• [What is expected]: Read through the data and report every line in which the word "color" occurs.

————————

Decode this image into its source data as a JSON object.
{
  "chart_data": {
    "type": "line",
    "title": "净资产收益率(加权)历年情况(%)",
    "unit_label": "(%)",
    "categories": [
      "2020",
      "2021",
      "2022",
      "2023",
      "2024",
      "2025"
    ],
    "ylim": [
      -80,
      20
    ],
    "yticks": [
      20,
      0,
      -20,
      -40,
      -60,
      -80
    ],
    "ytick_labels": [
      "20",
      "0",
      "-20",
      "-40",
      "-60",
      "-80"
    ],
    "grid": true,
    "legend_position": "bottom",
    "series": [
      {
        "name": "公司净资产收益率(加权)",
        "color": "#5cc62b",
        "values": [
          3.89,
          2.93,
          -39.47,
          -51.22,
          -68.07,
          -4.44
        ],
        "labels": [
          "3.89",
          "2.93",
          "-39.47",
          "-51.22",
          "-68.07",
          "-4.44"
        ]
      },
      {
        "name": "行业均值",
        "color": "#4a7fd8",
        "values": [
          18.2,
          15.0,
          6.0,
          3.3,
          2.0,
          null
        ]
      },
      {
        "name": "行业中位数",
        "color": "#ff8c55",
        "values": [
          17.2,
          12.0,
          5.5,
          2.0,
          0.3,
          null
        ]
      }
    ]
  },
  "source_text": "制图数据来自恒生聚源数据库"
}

————————

• [Result of this task]:
        "color": "#5cc62b",
        "color": "#4a7fd8",
        "color": "#ff8c55",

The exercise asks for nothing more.